_Task objective_
Please copy all the lines that follow, word for word.

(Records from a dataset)
******

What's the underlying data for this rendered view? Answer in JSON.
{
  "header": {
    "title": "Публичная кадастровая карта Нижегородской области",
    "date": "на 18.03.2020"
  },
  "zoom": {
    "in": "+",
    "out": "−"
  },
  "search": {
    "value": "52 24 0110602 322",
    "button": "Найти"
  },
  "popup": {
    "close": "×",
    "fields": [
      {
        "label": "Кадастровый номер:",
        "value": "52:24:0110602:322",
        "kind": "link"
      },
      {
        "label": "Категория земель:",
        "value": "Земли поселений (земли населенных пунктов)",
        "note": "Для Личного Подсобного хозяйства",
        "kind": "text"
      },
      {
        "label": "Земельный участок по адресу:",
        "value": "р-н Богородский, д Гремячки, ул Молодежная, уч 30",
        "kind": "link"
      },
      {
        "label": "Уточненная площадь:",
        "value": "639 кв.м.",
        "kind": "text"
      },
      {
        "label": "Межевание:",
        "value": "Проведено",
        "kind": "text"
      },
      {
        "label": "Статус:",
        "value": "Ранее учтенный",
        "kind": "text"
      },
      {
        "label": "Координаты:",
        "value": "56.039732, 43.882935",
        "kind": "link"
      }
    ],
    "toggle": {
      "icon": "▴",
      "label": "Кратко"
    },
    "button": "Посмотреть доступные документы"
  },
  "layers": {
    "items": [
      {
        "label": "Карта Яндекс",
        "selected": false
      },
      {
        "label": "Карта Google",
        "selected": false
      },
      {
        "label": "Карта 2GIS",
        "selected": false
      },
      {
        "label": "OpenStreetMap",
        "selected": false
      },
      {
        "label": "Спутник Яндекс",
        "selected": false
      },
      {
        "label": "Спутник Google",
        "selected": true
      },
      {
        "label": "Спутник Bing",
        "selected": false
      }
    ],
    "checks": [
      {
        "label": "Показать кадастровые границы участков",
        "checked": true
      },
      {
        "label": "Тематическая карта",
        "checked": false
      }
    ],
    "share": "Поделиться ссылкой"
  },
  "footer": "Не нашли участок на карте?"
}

******

_Task solution_
What's the underlying data for this rendered view? Answer in JSON.
{
  "header": {
    "title": "Публичная кадастровая карта Нижегородской области",
    "date": "на 18.03.2020"
  },
  "zoom": {
    "in": "+",
    "out": "−"
  },
  "search": {
    "value": "52 24 0110602 322",
    "button": "Найти"
  },
  "popup": {
    "close": "×",
    "fields": [
      {
        "label": "Кадастровый номер:",
        "value": "52:24:0110602:322",
        "kind": "link"
      },
      {
        "label": "Категория земель:",
        "value": "Земли поселений (земли населенных пунктов)",
        "note": "Для Личного Подсобного хозяйства",
        "kind": "text"
      },
      {
        "label": "Земельный участок по адресу:",
        "value": "р-н Богородский, д Гремячки, ул Молодежная, уч 30",
        "kind": "link"
      },
      {
        "label": "Уточненная площадь:",
        "value": "639 кв.м.",
        "kind": "text"
      },
      {
        "label": "Межевание:",
        "value": "Проведено",
        "kind": "text"
      },
      {
        "label": "Статус:",
        "value": "Ранее учтенный",
        "kind": "text"
      },
      {
        "label": "Координаты:",
        "value": "56.039732, 43.882935",
        "kind": "link"
      }
    ],
    "toggle": {
      "icon": "▴",
      "label": "Кратко"
    },
    "button": "Посмотреть доступные документы"
  },
  "layers": {
    "items": [
      {
        "label": "Карта Яндекс",
        "selected": false
      },
      {
        "label": "Карта Google",
        "selected": false
      },
      {
        "label": "Карта 2GIS",
        "selected": false
      },
      {
        "label": "OpenStreetMap",
        "selected": false
      },
      {
        "label": "Спутник Яндекс",
        "selected": false
      },
      {
        "label": "Спутник Google",
        "selected": true
      },
      {
        "label": "Спутник Bing",
        "selected": false
      }
    ],
    "checks": [
      {
        "label": "Показать кадастровые границы участков",
        "checked": true
      },
      {
        "label": "Тематическая карта",
        "checked": false
      }
    ],
    "share": "Поделиться ссылкой"
  },
  "footer": "Не нашли участок на карте?"
}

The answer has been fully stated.